Transcribe the records that follow in their entirety, omitting any pictures.

Dataset rows about figures>
%%
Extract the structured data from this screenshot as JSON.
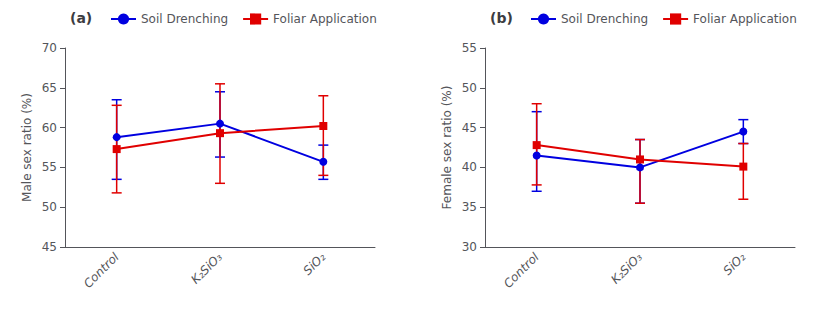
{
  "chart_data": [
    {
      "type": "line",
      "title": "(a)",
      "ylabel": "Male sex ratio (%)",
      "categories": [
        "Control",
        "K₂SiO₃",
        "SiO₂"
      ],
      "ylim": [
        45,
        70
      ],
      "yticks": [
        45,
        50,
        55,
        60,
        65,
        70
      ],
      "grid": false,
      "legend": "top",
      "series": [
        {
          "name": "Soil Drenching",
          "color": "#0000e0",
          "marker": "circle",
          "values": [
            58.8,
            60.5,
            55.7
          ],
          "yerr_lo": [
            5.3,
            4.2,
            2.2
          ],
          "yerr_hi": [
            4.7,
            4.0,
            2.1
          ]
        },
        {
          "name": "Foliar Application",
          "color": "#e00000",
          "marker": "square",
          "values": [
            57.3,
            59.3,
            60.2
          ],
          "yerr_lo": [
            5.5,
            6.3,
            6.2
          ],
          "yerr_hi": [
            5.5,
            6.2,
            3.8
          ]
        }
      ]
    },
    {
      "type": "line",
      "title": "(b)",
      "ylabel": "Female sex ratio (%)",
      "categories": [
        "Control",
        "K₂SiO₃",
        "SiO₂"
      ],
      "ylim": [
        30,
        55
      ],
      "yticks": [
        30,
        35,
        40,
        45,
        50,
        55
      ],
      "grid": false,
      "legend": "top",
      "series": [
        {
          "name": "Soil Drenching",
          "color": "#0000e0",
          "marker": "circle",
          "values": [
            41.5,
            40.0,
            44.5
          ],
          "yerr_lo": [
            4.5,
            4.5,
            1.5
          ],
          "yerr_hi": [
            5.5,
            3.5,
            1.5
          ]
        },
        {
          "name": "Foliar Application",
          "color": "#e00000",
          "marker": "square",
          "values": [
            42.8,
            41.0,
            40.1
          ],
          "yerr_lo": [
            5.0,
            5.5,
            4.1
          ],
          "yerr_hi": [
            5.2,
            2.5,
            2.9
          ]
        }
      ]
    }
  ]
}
%%
Written solution>
Extract the structured data from this screenshot as JSON.
{
  "chart_data": [
    {
      "type": "line",
      "title": "(a)",
      "ylabel": "Male sex ratio (%)",
      "categories": [
        "Control",
        "K₂SiO₃",
        "SiO₂"
      ],
      "ylim": [
        45,
        70
      ],
      "yticks": [
        45,
        50,
        55,
        60,
        65,
        70
      ],
      "grid": false,
      "legend": "top",
      "series": [
        {
          "name": "Soil Drenching",
          "color": "#0000e0",
          "marker": "circle",
          "values": [
            58.8,
            60.5,
            55.7
          ],
          "yerr_lo": [
            5.3,
            4.2,
            2.2
          ],
          "yerr_hi": [
            4.7,
            4.0,
            2.1
          ]
        },
        {
          "name": "Foliar Application",
          "color": "#e00000",
          "marker": "square",
          "values": [
            57.3,
            59.3,
            60.2
          ],
          "yerr_lo": [
            5.5,
            6.3,
            6.2
          ],
          "yerr_hi": [
            5.5,
            6.2,
            3.8
          ]
        }
      ]
    },
    {
      "type": "line",
      "title": "(b)",
      "ylabel": "Female sex ratio (%)",
      "categories": [
        "Control",
        "K₂SiO₃",
        "SiO₂"
      ],
      "ylim": [
        30,
        55
      ],
      "yticks": [
        30,
        35,
        40,
        45,
        50,
        55
      ],
      "grid": false,
      "legend": "top",
      "series": [
        {
          "name": "Soil Drenching",
          "color": "#0000e0",
          "marker": "circle",
          "values": [
            41.5,
            40.0,
            44.5
          ],
          "yerr_lo": [
            4.5,
            4.5,
            1.5
          ],
          "yerr_hi": [
            5.5,
            3.5,
            1.5
          ]
        },
        {
          "name": "Foliar Application",
          "color": "#e00000",
          "marker": "square",
          "values": [
            42.8,
            41.0,
            40.1
          ],
          "yerr_lo": [
            5.0,
            5.5,
            4.1
          ],
          "yerr_hi": [
            5.2,
            2.5,
            2.9
          ]
        }
      ]
    }
  ]
}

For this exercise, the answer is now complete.